Transcribe de la nota sobre la audiencia de Martinelli el pasaje que va desde "Al ver entrar" hasta "intenciones del exmandatario.", ambos incluidos.

_Fragmento para leer_
○ ○ ○ ○
Jaime Abad, abogado y excoordinador de la mesa de seguridad al inicio de la gestión de Ricardo Martinelli relató este jueves parte de la audiencia al expresidente, que se realizó esta semana en la Corte de Miami.
Al ver entrar al exmandatario a la sala de audiencia, con esposas y con el vestido de prisionero, Abad expresó que la imagen lo remontó a un informe sobre las intenciones de Martinelli de hacer "escuchas" o "pinchazos" que, elaboró la exembajadora de Estados Unidos en Panamá, Barbara Stephenson y que salió a relucir con las filtraciones Wikileaks.
Pero Abad cuenta ahora, al menos 6 años después de filtrarse aquella información que no solo la pudo conocer por parte de Wikileaks, sino por voz de la propia exembajadora, quien en una reunión con Abad y otras tres personas (de quienes no dijo nombres), les confesó las intenciones del exmandatario.
"Nos dijo allí en ese sillón que Ricardo Martinelli, presidente electo me suplicó que le permitiera el acceso al programa "Matador" de pinchazos de la DEA", contó Abad. Agregó que Stephenson contó a los presentes que ella dijo a Martinelli que no él no necesitaba esto, a lo que el expresidente supuestamente contestó que tenía que escuchar a sus "advesarios".
El escenario de esta reunión fue la casa de la exembajadora, ubicada en La Cresta y es allí cuando Abad comenzó a poner distancia. "Yo sabía el aguacero que nos iba a caer".
Y esto fue lo que recordó el martes en Miami cuando vio al expresidente, a su parecer en una situación que describe como "un golpe" para un hombre de 65 años acostumbrado a lujos no de millonario, sino de "billonario".
Abad cuenta que vio una defensa de Martinelli "no muy bien preparada" cuestinada por la Fiscalía de EEUU. Al término de la audiencia dijo que el Juez manifestó textualmente los siguientes escenarios: aceptar o negar la fianza y rechazar o aceptar las nulidades planteadas por la defensa de Martinelli.
○ ○ ○ ○
_Filas proporcionadas_

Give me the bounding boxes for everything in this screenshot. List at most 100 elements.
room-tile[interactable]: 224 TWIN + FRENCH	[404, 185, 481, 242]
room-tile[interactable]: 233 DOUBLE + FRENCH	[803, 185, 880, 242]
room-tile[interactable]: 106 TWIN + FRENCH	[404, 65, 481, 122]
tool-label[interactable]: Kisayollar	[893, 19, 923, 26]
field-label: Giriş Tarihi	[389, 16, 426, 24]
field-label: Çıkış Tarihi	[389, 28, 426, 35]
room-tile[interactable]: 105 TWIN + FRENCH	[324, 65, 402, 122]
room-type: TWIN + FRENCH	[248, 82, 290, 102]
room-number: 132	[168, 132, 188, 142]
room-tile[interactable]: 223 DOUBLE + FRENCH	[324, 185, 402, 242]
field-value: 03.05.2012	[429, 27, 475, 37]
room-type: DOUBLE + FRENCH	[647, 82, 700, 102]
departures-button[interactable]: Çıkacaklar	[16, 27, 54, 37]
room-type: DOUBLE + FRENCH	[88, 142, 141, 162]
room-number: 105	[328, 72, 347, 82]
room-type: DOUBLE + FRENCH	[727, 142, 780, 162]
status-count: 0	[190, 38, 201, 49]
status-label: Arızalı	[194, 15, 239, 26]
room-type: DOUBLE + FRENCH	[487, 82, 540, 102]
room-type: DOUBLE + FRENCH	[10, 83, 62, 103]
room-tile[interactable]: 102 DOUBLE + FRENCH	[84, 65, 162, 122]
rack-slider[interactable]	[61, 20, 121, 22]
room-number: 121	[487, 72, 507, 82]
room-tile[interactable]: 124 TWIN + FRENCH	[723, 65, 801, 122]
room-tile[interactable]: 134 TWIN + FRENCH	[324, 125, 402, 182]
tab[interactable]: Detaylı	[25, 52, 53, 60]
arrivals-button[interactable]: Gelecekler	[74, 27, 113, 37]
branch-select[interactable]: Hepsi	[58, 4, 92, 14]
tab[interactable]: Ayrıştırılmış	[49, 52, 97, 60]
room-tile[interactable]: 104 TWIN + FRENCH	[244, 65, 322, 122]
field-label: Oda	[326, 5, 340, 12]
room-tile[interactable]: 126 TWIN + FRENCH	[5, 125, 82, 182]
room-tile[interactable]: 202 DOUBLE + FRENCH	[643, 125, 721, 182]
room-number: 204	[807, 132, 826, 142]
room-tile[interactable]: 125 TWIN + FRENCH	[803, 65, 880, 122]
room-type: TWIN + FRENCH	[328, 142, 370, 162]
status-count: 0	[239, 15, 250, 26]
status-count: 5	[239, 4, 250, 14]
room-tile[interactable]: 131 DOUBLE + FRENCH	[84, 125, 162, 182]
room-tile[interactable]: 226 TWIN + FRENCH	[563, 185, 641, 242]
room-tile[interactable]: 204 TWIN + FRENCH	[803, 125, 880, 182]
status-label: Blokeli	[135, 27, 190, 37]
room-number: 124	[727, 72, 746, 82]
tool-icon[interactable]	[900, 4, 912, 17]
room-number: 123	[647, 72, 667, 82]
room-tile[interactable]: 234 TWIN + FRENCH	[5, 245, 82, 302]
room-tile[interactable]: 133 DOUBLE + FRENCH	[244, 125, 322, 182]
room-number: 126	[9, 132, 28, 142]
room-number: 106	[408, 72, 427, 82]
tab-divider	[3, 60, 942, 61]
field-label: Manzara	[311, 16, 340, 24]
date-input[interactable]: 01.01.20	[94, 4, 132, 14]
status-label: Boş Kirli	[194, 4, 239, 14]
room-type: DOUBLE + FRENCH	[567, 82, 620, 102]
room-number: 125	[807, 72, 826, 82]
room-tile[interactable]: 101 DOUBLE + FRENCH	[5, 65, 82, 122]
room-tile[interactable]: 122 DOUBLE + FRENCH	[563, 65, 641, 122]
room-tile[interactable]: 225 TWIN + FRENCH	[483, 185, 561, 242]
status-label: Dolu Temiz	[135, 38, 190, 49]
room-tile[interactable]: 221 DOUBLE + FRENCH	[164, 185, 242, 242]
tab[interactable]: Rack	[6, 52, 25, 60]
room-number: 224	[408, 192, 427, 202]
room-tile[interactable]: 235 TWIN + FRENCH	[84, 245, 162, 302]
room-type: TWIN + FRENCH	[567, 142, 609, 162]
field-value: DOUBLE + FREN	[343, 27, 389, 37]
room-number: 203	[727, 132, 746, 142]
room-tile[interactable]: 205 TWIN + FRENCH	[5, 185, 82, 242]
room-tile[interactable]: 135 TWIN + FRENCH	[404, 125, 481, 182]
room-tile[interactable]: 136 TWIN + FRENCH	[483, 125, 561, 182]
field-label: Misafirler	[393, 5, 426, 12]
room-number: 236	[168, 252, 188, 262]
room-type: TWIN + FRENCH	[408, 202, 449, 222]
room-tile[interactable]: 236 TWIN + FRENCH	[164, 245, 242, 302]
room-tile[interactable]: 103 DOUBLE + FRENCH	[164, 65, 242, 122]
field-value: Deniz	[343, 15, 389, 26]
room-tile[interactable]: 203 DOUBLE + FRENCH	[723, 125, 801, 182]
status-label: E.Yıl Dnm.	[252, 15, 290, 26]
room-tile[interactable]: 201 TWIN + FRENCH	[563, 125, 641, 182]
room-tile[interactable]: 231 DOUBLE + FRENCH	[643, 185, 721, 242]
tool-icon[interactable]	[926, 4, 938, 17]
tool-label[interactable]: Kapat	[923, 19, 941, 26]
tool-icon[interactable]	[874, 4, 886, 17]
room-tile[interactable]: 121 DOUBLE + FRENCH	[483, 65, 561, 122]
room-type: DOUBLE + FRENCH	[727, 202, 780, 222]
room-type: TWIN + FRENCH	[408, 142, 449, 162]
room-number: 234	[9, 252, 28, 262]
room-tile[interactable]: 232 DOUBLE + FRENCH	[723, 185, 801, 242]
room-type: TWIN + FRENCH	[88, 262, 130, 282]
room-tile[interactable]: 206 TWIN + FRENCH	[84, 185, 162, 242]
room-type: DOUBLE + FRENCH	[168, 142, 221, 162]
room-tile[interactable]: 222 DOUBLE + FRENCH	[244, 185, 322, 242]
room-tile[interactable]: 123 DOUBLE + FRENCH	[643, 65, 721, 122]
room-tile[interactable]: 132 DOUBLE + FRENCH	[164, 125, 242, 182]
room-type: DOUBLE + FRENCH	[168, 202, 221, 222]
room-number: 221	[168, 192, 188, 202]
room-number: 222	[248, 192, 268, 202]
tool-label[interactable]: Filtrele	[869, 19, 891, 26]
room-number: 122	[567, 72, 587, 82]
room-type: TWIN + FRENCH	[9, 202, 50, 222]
○ ○ ○ ○
_Espacio de respuesta_
Al ver entrar al exmandatario a la sala de audiencia, con esposas y con el vestido de prisionero, Abad expresó que la imagen lo remontó a un informe sobre las intenciones de Martinelli de hacer "escuchas" o "pinchazos" que, elaboró la exembajadora de Estados Unidos en Panamá, Barbara Stephenson y que salió a relucir con las filtraciones Wikileaks.
Pero Abad cuenta ahora, al menos 6 años después de filtrarse aquella información que no solo la pudo conocer por parte de Wikileaks, sino por voz de la propia exembajadora, quien en una reunión con Abad y otras tres personas (de quienes no dijo nombres), les confesó las intenciones del exmandatario.